>>>>

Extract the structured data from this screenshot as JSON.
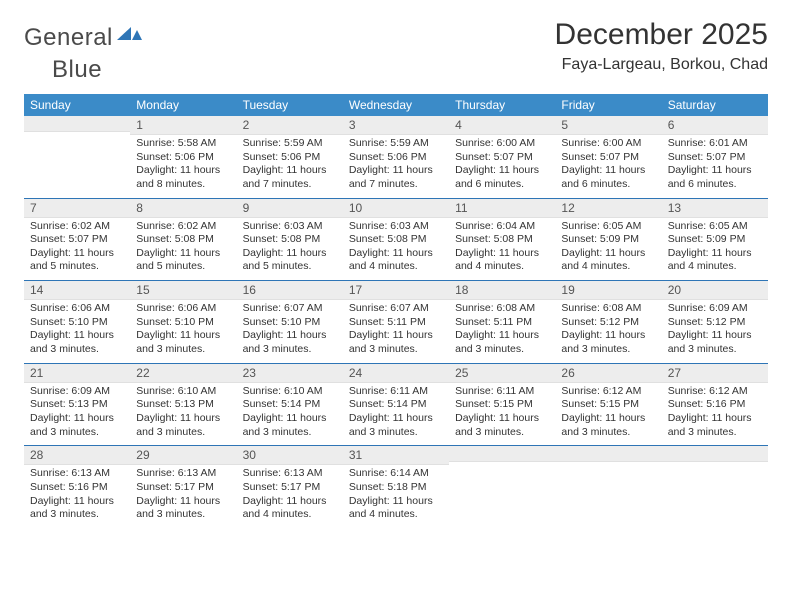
{
  "brand": {
    "word1": "General",
    "word2": "Blue",
    "logo_fill": "#2e75b6"
  },
  "title": "December 2025",
  "location": "Faya-Largeau, Borkou, Chad",
  "colors": {
    "header_bg": "#3b8bc8",
    "header_fg": "#ffffff",
    "rule": "#2e75b6",
    "daynum_bg": "#ededed",
    "text": "#333333"
  },
  "day_names": [
    "Sunday",
    "Monday",
    "Tuesday",
    "Wednesday",
    "Thursday",
    "Friday",
    "Saturday"
  ],
  "weeks": [
    [
      {
        "n": "",
        "sr": "",
        "ss": "",
        "dl": ""
      },
      {
        "n": "1",
        "sr": "5:58 AM",
        "ss": "5:06 PM",
        "dl": "11 hours and 8 minutes."
      },
      {
        "n": "2",
        "sr": "5:59 AM",
        "ss": "5:06 PM",
        "dl": "11 hours and 7 minutes."
      },
      {
        "n": "3",
        "sr": "5:59 AM",
        "ss": "5:06 PM",
        "dl": "11 hours and 7 minutes."
      },
      {
        "n": "4",
        "sr": "6:00 AM",
        "ss": "5:07 PM",
        "dl": "11 hours and 6 minutes."
      },
      {
        "n": "5",
        "sr": "6:00 AM",
        "ss": "5:07 PM",
        "dl": "11 hours and 6 minutes."
      },
      {
        "n": "6",
        "sr": "6:01 AM",
        "ss": "5:07 PM",
        "dl": "11 hours and 6 minutes."
      }
    ],
    [
      {
        "n": "7",
        "sr": "6:02 AM",
        "ss": "5:07 PM",
        "dl": "11 hours and 5 minutes."
      },
      {
        "n": "8",
        "sr": "6:02 AM",
        "ss": "5:08 PM",
        "dl": "11 hours and 5 minutes."
      },
      {
        "n": "9",
        "sr": "6:03 AM",
        "ss": "5:08 PM",
        "dl": "11 hours and 5 minutes."
      },
      {
        "n": "10",
        "sr": "6:03 AM",
        "ss": "5:08 PM",
        "dl": "11 hours and 4 minutes."
      },
      {
        "n": "11",
        "sr": "6:04 AM",
        "ss": "5:08 PM",
        "dl": "11 hours and 4 minutes."
      },
      {
        "n": "12",
        "sr": "6:05 AM",
        "ss": "5:09 PM",
        "dl": "11 hours and 4 minutes."
      },
      {
        "n": "13",
        "sr": "6:05 AM",
        "ss": "5:09 PM",
        "dl": "11 hours and 4 minutes."
      }
    ],
    [
      {
        "n": "14",
        "sr": "6:06 AM",
        "ss": "5:10 PM",
        "dl": "11 hours and 3 minutes."
      },
      {
        "n": "15",
        "sr": "6:06 AM",
        "ss": "5:10 PM",
        "dl": "11 hours and 3 minutes."
      },
      {
        "n": "16",
        "sr": "6:07 AM",
        "ss": "5:10 PM",
        "dl": "11 hours and 3 minutes."
      },
      {
        "n": "17",
        "sr": "6:07 AM",
        "ss": "5:11 PM",
        "dl": "11 hours and 3 minutes."
      },
      {
        "n": "18",
        "sr": "6:08 AM",
        "ss": "5:11 PM",
        "dl": "11 hours and 3 minutes."
      },
      {
        "n": "19",
        "sr": "6:08 AM",
        "ss": "5:12 PM",
        "dl": "11 hours and 3 minutes."
      },
      {
        "n": "20",
        "sr": "6:09 AM",
        "ss": "5:12 PM",
        "dl": "11 hours and 3 minutes."
      }
    ],
    [
      {
        "n": "21",
        "sr": "6:09 AM",
        "ss": "5:13 PM",
        "dl": "11 hours and 3 minutes."
      },
      {
        "n": "22",
        "sr": "6:10 AM",
        "ss": "5:13 PM",
        "dl": "11 hours and 3 minutes."
      },
      {
        "n": "23",
        "sr": "6:10 AM",
        "ss": "5:14 PM",
        "dl": "11 hours and 3 minutes."
      },
      {
        "n": "24",
        "sr": "6:11 AM",
        "ss": "5:14 PM",
        "dl": "11 hours and 3 minutes."
      },
      {
        "n": "25",
        "sr": "6:11 AM",
        "ss": "5:15 PM",
        "dl": "11 hours and 3 minutes."
      },
      {
        "n": "26",
        "sr": "6:12 AM",
        "ss": "5:15 PM",
        "dl": "11 hours and 3 minutes."
      },
      {
        "n": "27",
        "sr": "6:12 AM",
        "ss": "5:16 PM",
        "dl": "11 hours and 3 minutes."
      }
    ],
    [
      {
        "n": "28",
        "sr": "6:13 AM",
        "ss": "5:16 PM",
        "dl": "11 hours and 3 minutes."
      },
      {
        "n": "29",
        "sr": "6:13 AM",
        "ss": "5:17 PM",
        "dl": "11 hours and 3 minutes."
      },
      {
        "n": "30",
        "sr": "6:13 AM",
        "ss": "5:17 PM",
        "dl": "11 hours and 4 minutes."
      },
      {
        "n": "31",
        "sr": "6:14 AM",
        "ss": "5:18 PM",
        "dl": "11 hours and 4 minutes."
      },
      {
        "n": "",
        "sr": "",
        "ss": "",
        "dl": ""
      },
      {
        "n": "",
        "sr": "",
        "ss": "",
        "dl": ""
      },
      {
        "n": "",
        "sr": "",
        "ss": "",
        "dl": ""
      }
    ]
  ],
  "labels": {
    "sunrise": "Sunrise:",
    "sunset": "Sunset:",
    "daylight": "Daylight:"
  }
}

<<<<

◆ **Set task**:
Omitting all images, retype each line of the records precisely.

◆ **Reply to the exercise**:
Extract the structured data from this screenshot as JSON.
{
  "brand": {
    "word1": "General",
    "word2": "Blue",
    "logo_fill": "#2e75b6"
  },
  "title": "December 2025",
  "location": "Faya-Largeau, Borkou, Chad",
  "colors": {
    "header_bg": "#3b8bc8",
    "header_fg": "#ffffff",
    "rule": "#2e75b6",
    "daynum_bg": "#ededed",
    "text": "#333333"
  },
  "day_names": [
    "Sunday",
    "Monday",
    "Tuesday",
    "Wednesday",
    "Thursday",
    "Friday",
    "Saturday"
  ],
  "weeks": [
    [
      {
        "n": "",
        "sr": "",
        "ss": "",
        "dl": ""
      },
      {
        "n": "1",
        "sr": "5:58 AM",
        "ss": "5:06 PM",
        "dl": "11 hours and 8 minutes."
      },
      {
        "n": "2",
        "sr": "5:59 AM",
        "ss": "5:06 PM",
        "dl": "11 hours and 7 minutes."
      },
      {
        "n": "3",
        "sr": "5:59 AM",
        "ss": "5:06 PM",
        "dl": "11 hours and 7 minutes."
      },
      {
        "n": "4",
        "sr": "6:00 AM",
        "ss": "5:07 PM",
        "dl": "11 hours and 6 minutes."
      },
      {
        "n": "5",
        "sr": "6:00 AM",
        "ss": "5:07 PM",
        "dl": "11 hours and 6 minutes."
      },
      {
        "n": "6",
        "sr": "6:01 AM",
        "ss": "5:07 PM",
        "dl": "11 hours and 6 minutes."
      }
    ],
    [
      {
        "n": "7",
        "sr": "6:02 AM",
        "ss": "5:07 PM",
        "dl": "11 hours and 5 minutes."
      },
      {
        "n": "8",
        "sr": "6:02 AM",
        "ss": "5:08 PM",
        "dl": "11 hours and 5 minutes."
      },
      {
        "n": "9",
        "sr": "6:03 AM",
        "ss": "5:08 PM",
        "dl": "11 hours and 5 minutes."
      },
      {
        "n": "10",
        "sr": "6:03 AM",
        "ss": "5:08 PM",
        "dl": "11 hours and 4 minutes."
      },
      {
        "n": "11",
        "sr": "6:04 AM",
        "ss": "5:08 PM",
        "dl": "11 hours and 4 minutes."
      },
      {
        "n": "12",
        "sr": "6:05 AM",
        "ss": "5:09 PM",
        "dl": "11 hours and 4 minutes."
      },
      {
        "n": "13",
        "sr": "6:05 AM",
        "ss": "5:09 PM",
        "dl": "11 hours and 4 minutes."
      }
    ],
    [
      {
        "n": "14",
        "sr": "6:06 AM",
        "ss": "5:10 PM",
        "dl": "11 hours and 3 minutes."
      },
      {
        "n": "15",
        "sr": "6:06 AM",
        "ss": "5:10 PM",
        "dl": "11 hours and 3 minutes."
      },
      {
        "n": "16",
        "sr": "6:07 AM",
        "ss": "5:10 PM",
        "dl": "11 hours and 3 minutes."
      },
      {
        "n": "17",
        "sr": "6:07 AM",
        "ss": "5:11 PM",
        "dl": "11 hours and 3 minutes."
      },
      {
        "n": "18",
        "sr": "6:08 AM",
        "ss": "5:11 PM",
        "dl": "11 hours and 3 minutes."
      },
      {
        "n": "19",
        "sr": "6:08 AM",
        "ss": "5:12 PM",
        "dl": "11 hours and 3 minutes."
      },
      {
        "n": "20",
        "sr": "6:09 AM",
        "ss": "5:12 PM",
        "dl": "11 hours and 3 minutes."
      }
    ],
    [
      {
        "n": "21",
        "sr": "6:09 AM",
        "ss": "5:13 PM",
        "dl": "11 hours and 3 minutes."
      },
      {
        "n": "22",
        "sr": "6:10 AM",
        "ss": "5:13 PM",
        "dl": "11 hours and 3 minutes."
      },
      {
        "n": "23",
        "sr": "6:10 AM",
        "ss": "5:14 PM",
        "dl": "11 hours and 3 minutes."
      },
      {
        "n": "24",
        "sr": "6:11 AM",
        "ss": "5:14 PM",
        "dl": "11 hours and 3 minutes."
      },
      {
        "n": "25",
        "sr": "6:11 AM",
        "ss": "5:15 PM",
        "dl": "11 hours and 3 minutes."
      },
      {
        "n": "26",
        "sr": "6:12 AM",
        "ss": "5:15 PM",
        "dl": "11 hours and 3 minutes."
      },
      {
        "n": "27",
        "sr": "6:12 AM",
        "ss": "5:16 PM",
        "dl": "11 hours and 3 minutes."
      }
    ],
    [
      {
        "n": "28",
        "sr": "6:13 AM",
        "ss": "5:16 PM",
        "dl": "11 hours and 3 minutes."
      },
      {
        "n": "29",
        "sr": "6:13 AM",
        "ss": "5:17 PM",
        "dl": "11 hours and 3 minutes."
      },
      {
        "n": "30",
        "sr": "6:13 AM",
        "ss": "5:17 PM",
        "dl": "11 hours and 4 minutes."
      },
      {
        "n": "31",
        "sr": "6:14 AM",
        "ss": "5:18 PM",
        "dl": "11 hours and 4 minutes."
      },
      {
        "n": "",
        "sr": "",
        "ss": "",
        "dl": ""
      },
      {
        "n": "",
        "sr": "",
        "ss": "",
        "dl": ""
      },
      {
        "n": "",
        "sr": "",
        "ss": "",
        "dl": ""
      }
    ]
  ],
  "labels": {
    "sunrise": "Sunrise:",
    "sunset": "Sunset:",
    "daylight": "Daylight:"
  }
}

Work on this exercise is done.